Stated goal:
Find every line in the records below that holds the word "thời", and copy each one.

Task data:
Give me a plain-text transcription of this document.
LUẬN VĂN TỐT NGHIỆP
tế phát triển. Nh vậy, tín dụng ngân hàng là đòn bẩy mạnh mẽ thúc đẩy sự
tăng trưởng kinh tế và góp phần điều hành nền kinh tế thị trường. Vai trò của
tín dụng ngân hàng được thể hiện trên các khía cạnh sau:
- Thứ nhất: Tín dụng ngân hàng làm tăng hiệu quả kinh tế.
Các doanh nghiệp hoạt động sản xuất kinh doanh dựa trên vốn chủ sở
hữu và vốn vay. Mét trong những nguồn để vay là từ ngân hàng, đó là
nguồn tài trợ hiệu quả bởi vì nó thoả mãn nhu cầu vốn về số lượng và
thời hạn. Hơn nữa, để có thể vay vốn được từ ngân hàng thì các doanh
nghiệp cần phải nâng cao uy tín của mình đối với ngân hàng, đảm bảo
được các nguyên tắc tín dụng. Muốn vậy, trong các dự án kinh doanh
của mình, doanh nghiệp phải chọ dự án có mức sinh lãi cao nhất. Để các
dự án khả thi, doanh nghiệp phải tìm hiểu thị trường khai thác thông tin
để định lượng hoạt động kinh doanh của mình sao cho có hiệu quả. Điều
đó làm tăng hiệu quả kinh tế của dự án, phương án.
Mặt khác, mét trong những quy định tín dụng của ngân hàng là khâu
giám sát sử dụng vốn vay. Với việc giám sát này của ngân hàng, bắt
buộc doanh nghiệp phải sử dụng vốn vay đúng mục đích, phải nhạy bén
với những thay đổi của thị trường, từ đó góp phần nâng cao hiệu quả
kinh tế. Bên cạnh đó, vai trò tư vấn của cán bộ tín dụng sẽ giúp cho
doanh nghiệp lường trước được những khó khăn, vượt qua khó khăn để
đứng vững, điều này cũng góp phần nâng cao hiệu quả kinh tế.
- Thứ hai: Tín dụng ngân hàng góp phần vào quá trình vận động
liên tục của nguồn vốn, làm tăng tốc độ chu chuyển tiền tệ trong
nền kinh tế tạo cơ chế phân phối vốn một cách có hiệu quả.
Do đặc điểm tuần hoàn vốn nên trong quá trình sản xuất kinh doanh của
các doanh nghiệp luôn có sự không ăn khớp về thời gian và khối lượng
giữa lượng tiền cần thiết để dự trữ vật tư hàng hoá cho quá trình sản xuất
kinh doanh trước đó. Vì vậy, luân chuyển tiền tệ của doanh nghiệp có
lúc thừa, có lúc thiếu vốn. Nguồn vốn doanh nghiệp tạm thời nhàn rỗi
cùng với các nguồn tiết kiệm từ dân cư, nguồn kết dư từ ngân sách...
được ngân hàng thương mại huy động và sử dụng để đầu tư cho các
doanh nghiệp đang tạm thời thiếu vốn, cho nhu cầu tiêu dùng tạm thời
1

Result of this task:
thời hạn. Hơn nữa, để có thể vay vốn được từ ngân hàng thì các doanh
các doanh nghiệp luôn có sự không ăn khớp về thời gian và khối lượng
lúc thừa, có lúc thiếu vốn. Nguồn vốn doanh nghiệp tạm thời nhàn rỗi
doanh nghiệp đang tạm thời thiếu vốn, cho nhu cầu tiêu dùng tạm thời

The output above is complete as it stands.